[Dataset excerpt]
start

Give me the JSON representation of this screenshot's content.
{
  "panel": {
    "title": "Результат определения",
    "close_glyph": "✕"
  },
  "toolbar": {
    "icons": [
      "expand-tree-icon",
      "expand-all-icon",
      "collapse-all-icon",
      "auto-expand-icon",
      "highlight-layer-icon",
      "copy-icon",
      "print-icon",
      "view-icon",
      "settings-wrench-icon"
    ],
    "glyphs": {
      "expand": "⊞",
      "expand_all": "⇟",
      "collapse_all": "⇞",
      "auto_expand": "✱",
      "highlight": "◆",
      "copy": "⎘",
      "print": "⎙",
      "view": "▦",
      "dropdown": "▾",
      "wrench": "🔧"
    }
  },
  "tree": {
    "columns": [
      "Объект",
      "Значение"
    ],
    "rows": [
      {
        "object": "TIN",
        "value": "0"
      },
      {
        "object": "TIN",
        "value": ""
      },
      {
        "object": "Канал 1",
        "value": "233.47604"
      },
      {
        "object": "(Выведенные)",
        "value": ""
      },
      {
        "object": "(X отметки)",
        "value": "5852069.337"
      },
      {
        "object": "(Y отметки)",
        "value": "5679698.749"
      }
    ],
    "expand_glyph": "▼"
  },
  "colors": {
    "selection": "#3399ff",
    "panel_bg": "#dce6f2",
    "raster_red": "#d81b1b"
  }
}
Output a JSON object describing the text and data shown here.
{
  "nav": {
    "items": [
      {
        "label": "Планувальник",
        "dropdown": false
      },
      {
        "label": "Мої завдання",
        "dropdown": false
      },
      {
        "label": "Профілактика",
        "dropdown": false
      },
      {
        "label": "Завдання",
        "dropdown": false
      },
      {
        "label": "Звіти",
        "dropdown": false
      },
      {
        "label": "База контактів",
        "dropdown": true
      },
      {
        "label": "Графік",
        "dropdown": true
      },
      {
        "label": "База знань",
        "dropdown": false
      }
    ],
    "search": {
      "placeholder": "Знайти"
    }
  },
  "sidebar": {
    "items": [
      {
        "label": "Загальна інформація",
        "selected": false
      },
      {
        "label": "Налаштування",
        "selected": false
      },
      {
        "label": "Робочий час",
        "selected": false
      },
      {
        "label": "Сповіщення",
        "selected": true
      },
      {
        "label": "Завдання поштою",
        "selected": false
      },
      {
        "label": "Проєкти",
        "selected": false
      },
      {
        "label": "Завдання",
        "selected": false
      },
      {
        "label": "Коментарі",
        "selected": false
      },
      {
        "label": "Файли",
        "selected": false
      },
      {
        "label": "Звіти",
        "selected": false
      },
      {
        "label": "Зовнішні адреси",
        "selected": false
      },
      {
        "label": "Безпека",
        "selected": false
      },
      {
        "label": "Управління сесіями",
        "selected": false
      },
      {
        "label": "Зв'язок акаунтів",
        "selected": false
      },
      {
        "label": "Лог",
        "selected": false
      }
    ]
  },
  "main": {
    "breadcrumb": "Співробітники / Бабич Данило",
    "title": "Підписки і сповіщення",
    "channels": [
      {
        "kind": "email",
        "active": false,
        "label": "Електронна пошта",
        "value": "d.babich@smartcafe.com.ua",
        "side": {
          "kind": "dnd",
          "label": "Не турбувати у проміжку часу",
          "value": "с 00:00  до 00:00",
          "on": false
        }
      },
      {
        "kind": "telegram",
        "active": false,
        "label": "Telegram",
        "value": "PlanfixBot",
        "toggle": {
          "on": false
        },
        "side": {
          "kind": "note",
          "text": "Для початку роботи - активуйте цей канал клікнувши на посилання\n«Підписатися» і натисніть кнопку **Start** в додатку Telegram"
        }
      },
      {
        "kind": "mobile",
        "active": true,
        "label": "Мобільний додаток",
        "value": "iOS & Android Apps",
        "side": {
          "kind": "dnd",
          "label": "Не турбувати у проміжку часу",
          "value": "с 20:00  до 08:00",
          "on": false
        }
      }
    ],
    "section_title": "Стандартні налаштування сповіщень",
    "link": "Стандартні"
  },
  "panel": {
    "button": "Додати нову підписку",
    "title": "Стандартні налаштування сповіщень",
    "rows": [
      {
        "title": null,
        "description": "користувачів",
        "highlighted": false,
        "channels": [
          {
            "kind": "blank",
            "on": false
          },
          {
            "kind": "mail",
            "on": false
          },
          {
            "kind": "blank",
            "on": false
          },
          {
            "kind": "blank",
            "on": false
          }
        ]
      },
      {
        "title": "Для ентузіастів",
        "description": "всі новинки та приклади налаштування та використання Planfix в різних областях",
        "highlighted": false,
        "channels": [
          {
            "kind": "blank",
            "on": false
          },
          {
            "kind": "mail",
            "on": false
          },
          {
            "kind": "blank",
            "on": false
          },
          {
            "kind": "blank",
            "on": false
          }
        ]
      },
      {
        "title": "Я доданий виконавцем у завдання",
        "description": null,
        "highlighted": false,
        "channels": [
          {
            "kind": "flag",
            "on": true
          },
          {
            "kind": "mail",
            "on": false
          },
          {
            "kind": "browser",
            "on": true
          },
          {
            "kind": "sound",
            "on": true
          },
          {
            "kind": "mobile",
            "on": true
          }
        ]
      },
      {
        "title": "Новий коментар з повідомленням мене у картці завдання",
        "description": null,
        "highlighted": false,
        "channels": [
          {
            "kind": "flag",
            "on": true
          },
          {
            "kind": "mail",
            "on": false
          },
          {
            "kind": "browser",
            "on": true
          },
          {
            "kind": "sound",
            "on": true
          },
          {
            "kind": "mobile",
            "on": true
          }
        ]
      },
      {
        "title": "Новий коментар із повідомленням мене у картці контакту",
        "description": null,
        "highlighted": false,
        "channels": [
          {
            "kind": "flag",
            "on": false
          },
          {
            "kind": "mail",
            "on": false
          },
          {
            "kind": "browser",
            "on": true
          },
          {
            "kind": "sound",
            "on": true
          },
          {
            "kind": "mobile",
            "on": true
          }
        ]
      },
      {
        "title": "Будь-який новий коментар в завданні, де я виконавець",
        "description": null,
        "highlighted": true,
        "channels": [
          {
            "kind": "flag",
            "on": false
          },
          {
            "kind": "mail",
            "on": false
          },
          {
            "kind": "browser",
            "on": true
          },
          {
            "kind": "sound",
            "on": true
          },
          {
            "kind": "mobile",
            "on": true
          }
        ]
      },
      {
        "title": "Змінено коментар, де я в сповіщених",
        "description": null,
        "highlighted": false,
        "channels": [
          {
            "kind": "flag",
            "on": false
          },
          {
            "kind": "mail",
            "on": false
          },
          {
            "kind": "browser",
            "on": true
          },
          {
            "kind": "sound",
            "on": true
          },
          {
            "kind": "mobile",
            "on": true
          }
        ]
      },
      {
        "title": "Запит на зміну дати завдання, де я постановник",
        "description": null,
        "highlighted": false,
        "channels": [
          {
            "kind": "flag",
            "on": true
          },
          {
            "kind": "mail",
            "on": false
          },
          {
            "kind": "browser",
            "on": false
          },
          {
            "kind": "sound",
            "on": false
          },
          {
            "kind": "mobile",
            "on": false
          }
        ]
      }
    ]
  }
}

end

Print the listing above in its entirety, with every line exact.

## Written answer
Give me the JSON representation of this screenshot's content.
{
  "panel": {
    "title": "Результат определения",
    "close_glyph": "✕"
  },
  "toolbar": {
    "icons": [
      "expand-tree-icon",
      "expand-all-icon",
      "collapse-all-icon",
      "auto-expand-icon",
      "highlight-layer-icon",
      "copy-icon",
      "print-icon",
      "view-icon",
      "settings-wrench-icon"
    ],
    "glyphs": {
      "expand": "⊞",
      "expand_all": "⇟",
      "collapse_all": "⇞",
      "auto_expand": "✱",
      "highlight": "◆",
      "copy": "⎘",
      "print": "⎙",
      "view": "▦",
      "dropdown": "▾",
      "wrench": "🔧"
    }
  },
  "tree": {
    "columns": [
      "Объект",
      "Значение"
    ],
    "rows": [
      {
        "object": "TIN",
        "value": "0"
      },
      {
        "object": "TIN",
        "value": ""
      },
      {
        "object": "Канал 1",
        "value": "233.47604"
      },
      {
        "object": "(Выведенные)",
        "value": ""
      },
      {
        "object": "(X отметки)",
        "value": "5852069.337"
      },
      {
        "object": "(Y отметки)",
        "value": "5679698.749"
      }
    ],
    "expand_glyph": "▼"
  },
  "colors": {
    "selection": "#3399ff",
    "panel_bg": "#dce6f2",
    "raster_red": "#d81b1b"
  }
}
Output a JSON object describing the text and data shown here.
{
  "nav": {
    "items": [
      {
        "label": "Планувальник",
        "dropdown": false
      },
      {
        "label": "Мої завдання",
        "dropdown": false
      },
      {
        "label": "Профілактика",
        "dropdown": false
      },
      {
        "label": "Завдання",
        "dropdown": false
      },
      {
        "label": "Звіти",
        "dropdown": false
      },
      {
        "label": "База контактів",
        "dropdown": true
      },
      {
        "label": "Графік",
        "dropdown": true
      },
      {
        "label": "База знань",
        "dropdown": false
      }
    ],
    "search": {
      "placeholder": "Знайти"
    }
  },
  "sidebar": {
    "items": [
      {
        "label": "Загальна інформація",
        "selected": false
      },
      {
        "label": "Налаштування",
        "selected": false
      },
      {
        "label": "Робочий час",
        "selected": false
      },
      {
        "label": "Сповіщення",
        "selected": true
      },
      {
        "label": "Завдання поштою",
        "selected": false
      },
      {
        "label": "Проєкти",
        "selected": false
      },
      {
        "label": "Завдання",
        "selected": false
      },
      {
        "label": "Коментарі",
        "selected": false
      },
      {
        "label": "Файли",
        "selected": false
      },
      {
        "label": "Звіти",
        "selected": false
      },
      {
        "label": "Зовнішні адреси",
        "selected": false
      },
      {
        "label": "Безпека",
        "selected": false
      },
      {
        "label": "Управління сесіями",
        "selected": false
      },
      {
        "label": "Зв'язок акаунтів",
        "selected": false
      },
      {
        "label": "Лог",
        "selected": false
      }
    ]
  },
  "main": {
    "breadcrumb": "Співробітники / Бабич Данило",
    "title": "Підписки і сповіщення",
    "channels": [
      {
        "kind": "email",
        "active": false,
        "label": "Електронна пошта",
        "value": "d.babich@smartcafe.com.ua",
        "side": {
          "kind": "dnd",
          "label": "Не турбувати у проміжку часу",
          "value": "с 00:00  до 00:00",
          "on": false
        }
      },
      {
        "kind": "telegram",
        "active": false,
        "label": "Telegram",
        "value": "PlanfixBot",
        "toggle": {
          "on": false
        },
        "side": {
          "kind": "note",
          "text": "Для початку роботи - активуйте цей канал клікнувши на посилання\n«Підписатися» і натисніть кнопку **Start** в додатку Telegram"
        }
      },
      {
        "kind": "mobile",
        "active": true,
        "label": "Мобільний додаток",
        "value": "iOS & Android Apps",
        "side": {
          "kind": "dnd",
          "label": "Не турбувати у проміжку часу",
          "value": "с 20:00  до 08:00",
          "on": false
        }
      }
    ],
    "section_title": "Стандартні налаштування сповіщень",
    "link": "Стандартні"
  },
  "panel": {
    "button": "Додати нову підписку",
    "title": "Стандартні налаштування сповіщень",
    "rows": [
      {
        "title": null,
        "description": "користувачів",
        "highlighted": false,
        "channels": [
          {
            "kind": "blank",
            "on": false
          },
          {
            "kind": "mail",
            "on": false
          },
          {
            "kind": "blank",
            "on": false
          },
          {
            "kind": "blank",
            "on": false
          }
        ]
      },
      {
        "title": "Для ентузіастів",
        "description": "всі новинки та приклади налаштування та використання Planfix в різних областях",
        "highlighted": false,
        "channels": [
          {
            "kind": "blank",
            "on": false
          },
          {
            "kind": "mail",
            "on": false
          },
          {
            "kind": "blank",
            "on": false
          },
          {
            "kind": "blank",
            "on": false
          }
        ]
      },
      {
        "title": "Я доданий виконавцем у завдання",
        "description": null,
        "highlighted": false,
        "channels": [
          {
            "kind": "flag",
            "on": true
          },
          {
            "kind": "mail",
            "on": false
          },
          {
            "kind": "browser",
            "on": true
          },
          {
            "kind": "sound",
            "on": true
          },
          {
            "kind": "mobile",
            "on": true
          }
        ]
      },
      {
        "title": "Новий коментар з повідомленням мене у картці завдання",
        "description": null,
        "highlighted": false,
        "channels": [
          {
            "kind": "flag",
            "on": true
          },
          {
            "kind": "mail",
            "on": false
          },
          {
            "kind": "browser",
            "on": true
          },
          {
            "kind": "sound",
            "on": true
          },
          {
            "kind": "mobile",
            "on": true
          }
        ]
      },
      {
        "title": "Новий коментар із повідомленням мене у картці контакту",
        "description": null,
        "highlighted": false,
        "channels": [
          {
            "kind": "flag",
            "on": false
          },
          {
            "kind": "mail",
            "on": false
          },
          {
            "kind": "browser",
            "on": true
          },
          {
            "kind": "sound",
            "on": true
          },
          {
            "kind": "mobile",
            "on": true
          }
        ]
      },
      {
        "title": "Будь-який новий коментар в завданні, де я виконавець",
        "description": null,
        "highlighted": true,
        "channels": [
          {
            "kind": "flag",
            "on": false
          },
          {
            "kind": "mail",
            "on": false
          },
          {
            "kind": "browser",
            "on": true
          },
          {
            "kind": "sound",
            "on": true
          },
          {
            "kind": "mobile",
            "on": true
          }
        ]
      },
      {
        "title": "Змінено коментар, де я в сповіщених",
        "description": null,
        "highlighted": false,
        "channels": [
          {
            "kind": "flag",
            "on": false
          },
          {
            "kind": "mail",
            "on": false
          },
          {
            "kind": "browser",
            "on": true
          },
          {
            "kind": "sound",
            "on": true
          },
          {
            "kind": "mobile",
            "on": true
          }
        ]
      },
      {
        "title": "Запит на зміну дати завдання, де я постановник",
        "description": null,
        "highlighted": false,
        "channels": [
          {
            "kind": "flag",
            "on": true
          },
          {
            "kind": "mail",
            "on": false
          },
          {
            "kind": "browser",
            "on": false
          },
          {
            "kind": "sound",
            "on": false
          },
          {
            "kind": "mobile",
            "on": false
          }
        ]
      }
    ]
  }
}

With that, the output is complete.